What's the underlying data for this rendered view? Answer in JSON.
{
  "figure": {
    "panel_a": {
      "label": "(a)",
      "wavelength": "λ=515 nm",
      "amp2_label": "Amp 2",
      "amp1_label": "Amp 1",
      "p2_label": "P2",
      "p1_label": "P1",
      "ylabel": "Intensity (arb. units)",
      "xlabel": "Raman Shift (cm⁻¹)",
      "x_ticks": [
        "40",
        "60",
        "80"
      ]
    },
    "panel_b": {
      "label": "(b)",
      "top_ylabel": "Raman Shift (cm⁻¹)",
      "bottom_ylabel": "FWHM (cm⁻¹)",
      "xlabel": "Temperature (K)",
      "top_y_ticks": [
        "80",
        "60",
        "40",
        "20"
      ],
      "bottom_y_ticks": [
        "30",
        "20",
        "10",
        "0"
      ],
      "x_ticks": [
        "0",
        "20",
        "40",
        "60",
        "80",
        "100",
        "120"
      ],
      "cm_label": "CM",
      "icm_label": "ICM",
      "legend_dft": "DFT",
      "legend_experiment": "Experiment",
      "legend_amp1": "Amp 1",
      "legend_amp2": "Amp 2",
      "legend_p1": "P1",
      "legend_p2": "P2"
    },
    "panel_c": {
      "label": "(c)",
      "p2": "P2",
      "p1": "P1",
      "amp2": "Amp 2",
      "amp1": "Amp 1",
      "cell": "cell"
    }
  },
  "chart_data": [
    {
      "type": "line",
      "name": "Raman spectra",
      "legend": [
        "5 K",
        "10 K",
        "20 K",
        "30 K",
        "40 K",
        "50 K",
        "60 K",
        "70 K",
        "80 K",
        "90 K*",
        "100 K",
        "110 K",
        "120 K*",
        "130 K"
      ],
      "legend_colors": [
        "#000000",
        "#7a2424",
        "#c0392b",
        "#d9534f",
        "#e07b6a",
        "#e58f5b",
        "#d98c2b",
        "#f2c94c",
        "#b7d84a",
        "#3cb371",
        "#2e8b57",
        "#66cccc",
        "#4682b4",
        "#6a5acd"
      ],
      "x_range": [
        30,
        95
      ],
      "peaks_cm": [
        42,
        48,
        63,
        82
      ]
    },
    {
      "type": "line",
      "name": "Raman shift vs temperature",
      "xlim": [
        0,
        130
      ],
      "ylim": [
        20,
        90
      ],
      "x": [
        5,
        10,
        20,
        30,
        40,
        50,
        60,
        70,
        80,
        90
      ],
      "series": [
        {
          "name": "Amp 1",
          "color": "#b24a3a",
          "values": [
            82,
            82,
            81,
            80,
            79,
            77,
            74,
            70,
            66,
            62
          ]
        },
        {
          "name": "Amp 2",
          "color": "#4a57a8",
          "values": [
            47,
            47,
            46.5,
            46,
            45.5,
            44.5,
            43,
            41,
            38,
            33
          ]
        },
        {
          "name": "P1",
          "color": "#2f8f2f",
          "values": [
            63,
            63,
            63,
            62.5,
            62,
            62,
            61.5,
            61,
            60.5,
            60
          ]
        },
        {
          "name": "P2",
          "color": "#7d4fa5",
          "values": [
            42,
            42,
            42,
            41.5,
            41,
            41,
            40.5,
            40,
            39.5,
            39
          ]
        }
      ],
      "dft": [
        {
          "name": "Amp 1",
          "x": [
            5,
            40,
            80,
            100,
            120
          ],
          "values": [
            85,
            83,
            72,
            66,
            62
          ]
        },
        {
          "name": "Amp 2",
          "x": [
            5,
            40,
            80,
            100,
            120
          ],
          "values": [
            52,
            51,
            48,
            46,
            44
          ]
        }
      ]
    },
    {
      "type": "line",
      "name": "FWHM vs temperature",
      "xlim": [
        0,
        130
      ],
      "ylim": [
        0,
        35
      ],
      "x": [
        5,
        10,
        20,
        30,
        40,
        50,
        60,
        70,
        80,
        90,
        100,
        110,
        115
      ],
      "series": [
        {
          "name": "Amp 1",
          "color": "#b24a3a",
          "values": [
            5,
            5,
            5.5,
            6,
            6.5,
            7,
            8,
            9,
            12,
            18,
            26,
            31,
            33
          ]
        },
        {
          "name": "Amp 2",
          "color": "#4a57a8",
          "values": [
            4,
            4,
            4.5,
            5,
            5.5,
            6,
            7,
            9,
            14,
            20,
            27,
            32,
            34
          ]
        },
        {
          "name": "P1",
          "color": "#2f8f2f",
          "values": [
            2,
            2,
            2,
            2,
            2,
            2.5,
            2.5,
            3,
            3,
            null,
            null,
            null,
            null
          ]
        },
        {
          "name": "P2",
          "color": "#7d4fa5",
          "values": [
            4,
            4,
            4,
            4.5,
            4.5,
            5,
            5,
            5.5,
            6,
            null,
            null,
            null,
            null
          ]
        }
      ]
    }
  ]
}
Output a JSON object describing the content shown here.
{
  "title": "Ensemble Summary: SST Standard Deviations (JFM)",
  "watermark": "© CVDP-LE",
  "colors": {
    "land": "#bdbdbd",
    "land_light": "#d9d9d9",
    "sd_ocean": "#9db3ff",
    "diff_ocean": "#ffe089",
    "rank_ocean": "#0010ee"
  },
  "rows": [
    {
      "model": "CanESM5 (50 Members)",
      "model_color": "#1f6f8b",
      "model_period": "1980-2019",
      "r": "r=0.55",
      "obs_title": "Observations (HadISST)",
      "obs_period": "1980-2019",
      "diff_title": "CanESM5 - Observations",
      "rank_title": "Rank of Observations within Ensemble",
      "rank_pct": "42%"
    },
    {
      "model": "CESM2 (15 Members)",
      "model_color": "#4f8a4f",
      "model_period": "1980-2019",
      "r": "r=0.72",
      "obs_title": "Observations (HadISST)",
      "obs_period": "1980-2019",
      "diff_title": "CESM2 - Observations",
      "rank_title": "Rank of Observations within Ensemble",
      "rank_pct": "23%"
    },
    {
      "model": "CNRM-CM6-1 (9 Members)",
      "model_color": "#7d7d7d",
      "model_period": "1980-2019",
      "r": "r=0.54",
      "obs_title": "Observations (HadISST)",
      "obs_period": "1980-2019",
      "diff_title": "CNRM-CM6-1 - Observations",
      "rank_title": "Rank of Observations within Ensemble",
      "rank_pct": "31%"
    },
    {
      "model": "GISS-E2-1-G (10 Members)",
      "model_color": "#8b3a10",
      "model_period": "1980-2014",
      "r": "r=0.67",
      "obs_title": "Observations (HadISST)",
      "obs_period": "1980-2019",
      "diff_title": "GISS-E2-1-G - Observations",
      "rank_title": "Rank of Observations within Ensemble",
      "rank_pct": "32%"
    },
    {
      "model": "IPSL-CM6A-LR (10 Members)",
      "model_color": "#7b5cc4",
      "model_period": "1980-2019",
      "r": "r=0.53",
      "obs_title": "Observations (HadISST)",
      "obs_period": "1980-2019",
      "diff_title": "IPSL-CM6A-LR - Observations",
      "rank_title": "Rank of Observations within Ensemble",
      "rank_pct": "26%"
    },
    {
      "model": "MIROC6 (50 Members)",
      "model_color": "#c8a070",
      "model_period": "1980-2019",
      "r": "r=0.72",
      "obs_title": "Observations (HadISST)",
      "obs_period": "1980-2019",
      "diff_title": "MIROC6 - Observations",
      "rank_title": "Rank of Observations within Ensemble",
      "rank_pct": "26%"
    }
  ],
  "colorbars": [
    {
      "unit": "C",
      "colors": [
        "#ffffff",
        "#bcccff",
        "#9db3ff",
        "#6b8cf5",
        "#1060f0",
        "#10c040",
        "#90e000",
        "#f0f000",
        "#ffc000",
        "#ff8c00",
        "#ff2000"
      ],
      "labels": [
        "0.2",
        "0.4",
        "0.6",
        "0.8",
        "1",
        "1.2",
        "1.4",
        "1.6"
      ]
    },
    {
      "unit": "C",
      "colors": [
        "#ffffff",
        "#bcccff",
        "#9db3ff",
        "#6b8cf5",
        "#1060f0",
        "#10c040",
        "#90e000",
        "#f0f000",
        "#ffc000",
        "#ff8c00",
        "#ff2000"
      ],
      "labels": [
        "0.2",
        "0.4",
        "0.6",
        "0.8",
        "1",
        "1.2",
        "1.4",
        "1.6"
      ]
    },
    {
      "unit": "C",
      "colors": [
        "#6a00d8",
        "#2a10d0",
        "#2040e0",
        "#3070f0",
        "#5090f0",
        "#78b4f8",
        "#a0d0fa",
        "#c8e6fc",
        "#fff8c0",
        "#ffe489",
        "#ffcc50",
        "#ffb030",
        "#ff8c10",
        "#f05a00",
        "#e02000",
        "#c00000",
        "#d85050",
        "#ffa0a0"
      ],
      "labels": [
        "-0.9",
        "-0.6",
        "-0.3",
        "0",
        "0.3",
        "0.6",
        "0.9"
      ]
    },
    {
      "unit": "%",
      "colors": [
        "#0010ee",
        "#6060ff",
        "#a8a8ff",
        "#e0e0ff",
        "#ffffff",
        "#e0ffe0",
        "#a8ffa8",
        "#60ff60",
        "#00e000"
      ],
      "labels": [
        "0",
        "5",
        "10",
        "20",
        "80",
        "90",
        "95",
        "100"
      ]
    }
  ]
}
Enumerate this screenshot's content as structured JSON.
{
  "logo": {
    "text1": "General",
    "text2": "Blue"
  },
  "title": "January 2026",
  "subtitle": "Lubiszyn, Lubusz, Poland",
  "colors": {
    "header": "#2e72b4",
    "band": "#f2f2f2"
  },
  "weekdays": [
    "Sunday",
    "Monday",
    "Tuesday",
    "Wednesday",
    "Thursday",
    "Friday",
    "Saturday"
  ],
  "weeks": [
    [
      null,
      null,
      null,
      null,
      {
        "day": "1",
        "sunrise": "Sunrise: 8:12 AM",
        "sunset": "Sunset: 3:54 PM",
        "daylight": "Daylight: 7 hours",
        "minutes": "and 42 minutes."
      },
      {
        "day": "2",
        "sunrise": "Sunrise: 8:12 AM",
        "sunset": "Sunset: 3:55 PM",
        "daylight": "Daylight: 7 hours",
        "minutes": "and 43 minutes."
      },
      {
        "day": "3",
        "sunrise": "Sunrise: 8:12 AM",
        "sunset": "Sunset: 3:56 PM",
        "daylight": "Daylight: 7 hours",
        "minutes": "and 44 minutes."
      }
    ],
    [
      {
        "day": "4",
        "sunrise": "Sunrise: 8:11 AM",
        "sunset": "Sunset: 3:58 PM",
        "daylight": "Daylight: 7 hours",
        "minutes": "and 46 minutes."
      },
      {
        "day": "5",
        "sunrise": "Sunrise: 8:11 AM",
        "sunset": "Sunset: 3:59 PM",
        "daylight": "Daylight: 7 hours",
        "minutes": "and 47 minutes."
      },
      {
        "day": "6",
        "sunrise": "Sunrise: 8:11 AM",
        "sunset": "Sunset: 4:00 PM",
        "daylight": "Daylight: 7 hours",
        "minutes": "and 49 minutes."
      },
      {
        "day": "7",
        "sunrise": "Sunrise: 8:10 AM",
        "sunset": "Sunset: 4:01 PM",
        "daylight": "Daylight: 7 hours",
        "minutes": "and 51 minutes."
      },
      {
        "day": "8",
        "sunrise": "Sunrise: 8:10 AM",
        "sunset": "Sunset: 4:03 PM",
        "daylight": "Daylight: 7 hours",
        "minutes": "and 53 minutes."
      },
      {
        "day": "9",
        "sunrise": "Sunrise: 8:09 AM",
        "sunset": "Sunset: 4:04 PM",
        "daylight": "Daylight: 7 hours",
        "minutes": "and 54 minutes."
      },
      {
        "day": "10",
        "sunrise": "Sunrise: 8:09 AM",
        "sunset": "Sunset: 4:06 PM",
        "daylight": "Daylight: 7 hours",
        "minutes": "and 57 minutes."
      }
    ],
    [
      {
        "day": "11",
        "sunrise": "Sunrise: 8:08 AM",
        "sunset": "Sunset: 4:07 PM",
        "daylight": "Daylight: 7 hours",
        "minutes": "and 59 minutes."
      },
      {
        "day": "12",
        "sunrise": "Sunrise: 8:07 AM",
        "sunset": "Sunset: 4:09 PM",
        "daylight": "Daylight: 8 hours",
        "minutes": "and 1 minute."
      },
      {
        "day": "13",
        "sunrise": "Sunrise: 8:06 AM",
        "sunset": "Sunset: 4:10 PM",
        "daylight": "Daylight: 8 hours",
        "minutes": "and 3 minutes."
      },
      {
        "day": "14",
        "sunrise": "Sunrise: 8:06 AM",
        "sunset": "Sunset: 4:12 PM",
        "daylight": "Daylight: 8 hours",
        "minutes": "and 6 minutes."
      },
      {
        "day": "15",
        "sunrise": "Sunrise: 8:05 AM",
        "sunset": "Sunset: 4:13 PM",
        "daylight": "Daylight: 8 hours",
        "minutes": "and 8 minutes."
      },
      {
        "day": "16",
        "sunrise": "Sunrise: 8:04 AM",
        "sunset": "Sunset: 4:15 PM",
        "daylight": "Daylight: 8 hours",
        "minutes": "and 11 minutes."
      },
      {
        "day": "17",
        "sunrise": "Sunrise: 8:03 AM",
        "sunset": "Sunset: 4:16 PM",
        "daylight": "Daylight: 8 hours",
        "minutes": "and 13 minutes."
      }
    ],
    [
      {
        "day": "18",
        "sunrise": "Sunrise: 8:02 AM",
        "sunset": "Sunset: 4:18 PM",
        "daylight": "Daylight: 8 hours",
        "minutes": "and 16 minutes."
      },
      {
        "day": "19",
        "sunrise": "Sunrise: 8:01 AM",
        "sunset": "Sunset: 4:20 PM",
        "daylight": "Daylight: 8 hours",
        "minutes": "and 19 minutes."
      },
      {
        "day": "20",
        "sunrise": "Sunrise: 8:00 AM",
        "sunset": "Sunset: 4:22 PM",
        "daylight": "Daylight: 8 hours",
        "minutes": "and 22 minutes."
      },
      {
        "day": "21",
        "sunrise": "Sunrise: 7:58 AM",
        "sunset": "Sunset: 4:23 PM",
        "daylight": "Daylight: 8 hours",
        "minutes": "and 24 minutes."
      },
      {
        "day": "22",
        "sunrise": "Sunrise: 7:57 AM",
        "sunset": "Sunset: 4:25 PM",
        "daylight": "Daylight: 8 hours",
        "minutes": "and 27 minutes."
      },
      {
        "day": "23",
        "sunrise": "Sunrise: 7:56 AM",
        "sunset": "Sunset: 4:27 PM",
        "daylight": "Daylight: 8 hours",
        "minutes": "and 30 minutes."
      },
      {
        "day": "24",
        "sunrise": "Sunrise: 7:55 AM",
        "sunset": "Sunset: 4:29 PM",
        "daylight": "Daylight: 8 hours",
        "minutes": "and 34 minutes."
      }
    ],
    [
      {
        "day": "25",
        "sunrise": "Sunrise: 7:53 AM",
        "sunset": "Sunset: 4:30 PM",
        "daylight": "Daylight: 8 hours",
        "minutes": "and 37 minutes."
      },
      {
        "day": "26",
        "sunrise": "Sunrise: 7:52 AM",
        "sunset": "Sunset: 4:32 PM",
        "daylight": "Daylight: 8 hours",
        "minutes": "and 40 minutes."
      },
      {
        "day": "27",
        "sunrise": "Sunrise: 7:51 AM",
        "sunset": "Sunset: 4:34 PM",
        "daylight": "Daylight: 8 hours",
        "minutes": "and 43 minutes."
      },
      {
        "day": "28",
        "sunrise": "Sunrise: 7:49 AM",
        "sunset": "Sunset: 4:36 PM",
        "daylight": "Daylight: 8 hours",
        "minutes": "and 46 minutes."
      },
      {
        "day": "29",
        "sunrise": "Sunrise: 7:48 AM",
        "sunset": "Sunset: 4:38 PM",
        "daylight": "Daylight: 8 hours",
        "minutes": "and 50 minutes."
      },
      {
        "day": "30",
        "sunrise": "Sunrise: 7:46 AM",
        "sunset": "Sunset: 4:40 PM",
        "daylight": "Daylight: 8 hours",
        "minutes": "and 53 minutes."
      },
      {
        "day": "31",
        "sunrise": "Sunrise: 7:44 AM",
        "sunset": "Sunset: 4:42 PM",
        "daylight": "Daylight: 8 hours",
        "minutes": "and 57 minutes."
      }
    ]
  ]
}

+++++

Copy each line of the listing that holds the word "IPSL".

      "model": "IPSL-CM6A-LR (10 Members)",
      "diff_title": "IPSL-CM6A-LR - Observations",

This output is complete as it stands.